(Records excerpted from a collection)
++++++++++
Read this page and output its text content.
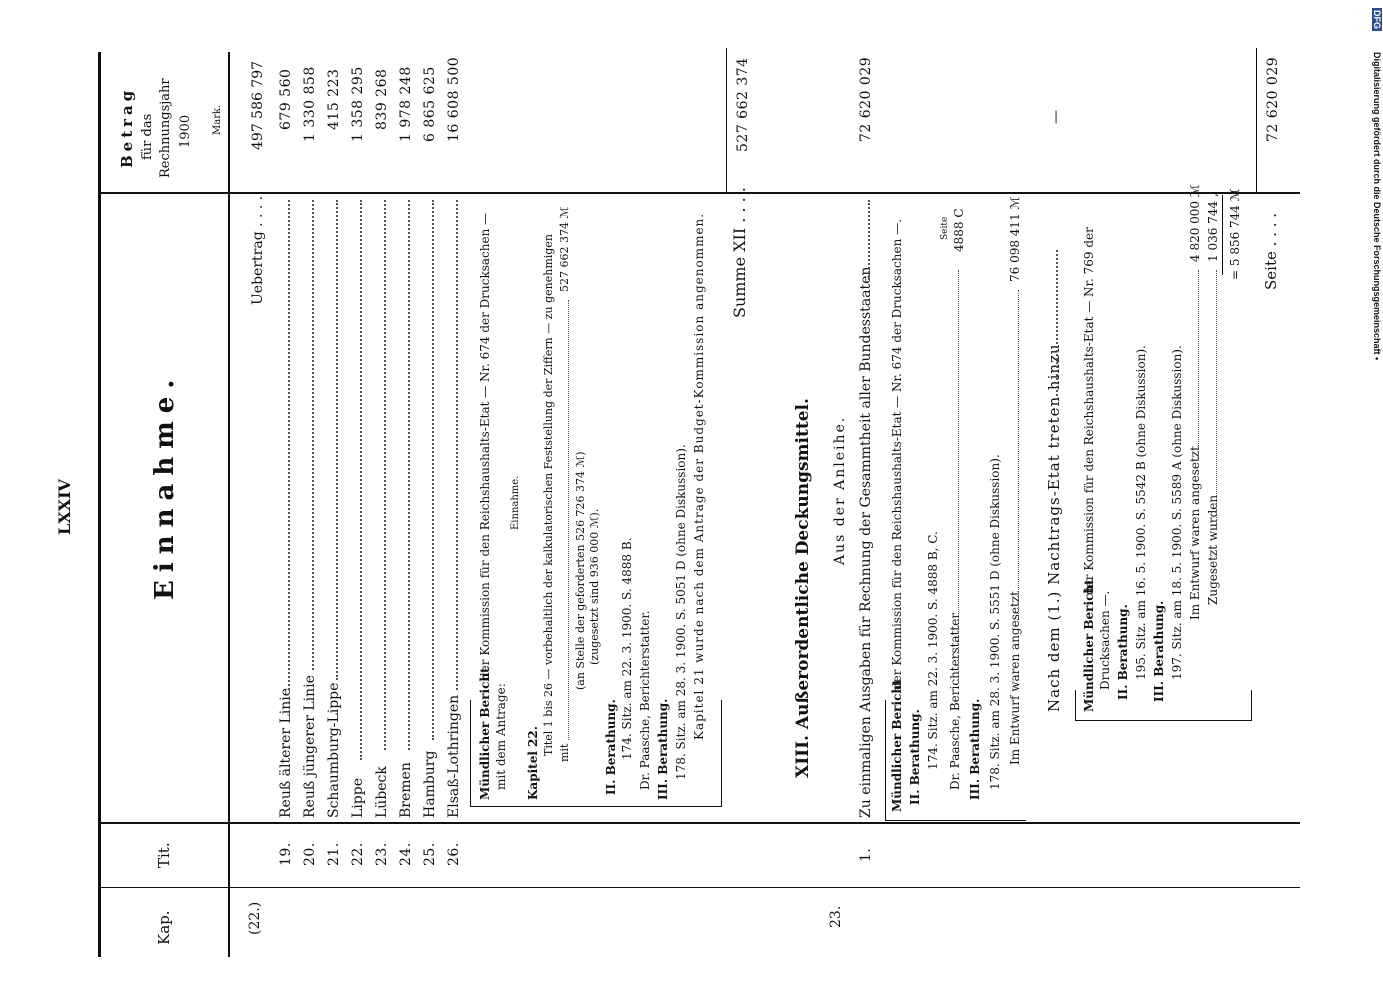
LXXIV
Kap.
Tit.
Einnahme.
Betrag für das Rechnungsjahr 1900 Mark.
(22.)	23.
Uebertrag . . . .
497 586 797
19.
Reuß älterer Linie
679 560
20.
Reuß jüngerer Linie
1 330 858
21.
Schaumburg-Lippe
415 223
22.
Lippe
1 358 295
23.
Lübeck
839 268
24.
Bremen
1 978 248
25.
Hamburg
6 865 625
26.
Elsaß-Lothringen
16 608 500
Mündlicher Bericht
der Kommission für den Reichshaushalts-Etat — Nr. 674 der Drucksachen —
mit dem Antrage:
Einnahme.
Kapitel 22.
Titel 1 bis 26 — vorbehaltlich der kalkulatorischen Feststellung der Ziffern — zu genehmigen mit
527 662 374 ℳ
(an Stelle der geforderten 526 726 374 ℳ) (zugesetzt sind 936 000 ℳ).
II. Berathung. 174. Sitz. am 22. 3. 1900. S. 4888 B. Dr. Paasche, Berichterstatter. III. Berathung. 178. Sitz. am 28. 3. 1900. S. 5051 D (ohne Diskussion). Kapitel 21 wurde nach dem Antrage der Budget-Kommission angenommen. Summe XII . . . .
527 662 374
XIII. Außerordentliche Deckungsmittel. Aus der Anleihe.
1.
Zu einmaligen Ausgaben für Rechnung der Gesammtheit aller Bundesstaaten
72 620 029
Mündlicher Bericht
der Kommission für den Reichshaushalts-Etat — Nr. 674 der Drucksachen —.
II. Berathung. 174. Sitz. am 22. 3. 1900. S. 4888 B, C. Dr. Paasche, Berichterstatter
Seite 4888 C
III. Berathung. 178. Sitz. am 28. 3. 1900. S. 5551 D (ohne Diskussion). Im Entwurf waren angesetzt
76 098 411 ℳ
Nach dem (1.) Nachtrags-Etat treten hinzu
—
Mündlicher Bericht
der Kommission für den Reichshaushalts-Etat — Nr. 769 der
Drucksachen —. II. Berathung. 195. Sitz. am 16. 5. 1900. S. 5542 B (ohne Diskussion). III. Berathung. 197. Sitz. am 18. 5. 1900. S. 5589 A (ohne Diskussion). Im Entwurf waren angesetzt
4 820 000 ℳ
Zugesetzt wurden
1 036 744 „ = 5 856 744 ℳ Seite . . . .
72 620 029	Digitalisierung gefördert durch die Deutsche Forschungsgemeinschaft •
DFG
++++++++++
Work item: The lines sought are those in the data above that include the string "Antrage"; copy each one.

Answer for this exercise:
mit dem Antrage:
II. Berathung. 174. Sitz. am 22. 3. 1900. S. 4888 B. Dr. Paasche, Berichterstatter. III. Berathung. 178. Sitz. am 28. 3. 1900. S. 5051 D (ohne Diskussion). Kapitel 21 wurde nach dem Antrage der Budget-Kommission angenommen. Summe XII . . . .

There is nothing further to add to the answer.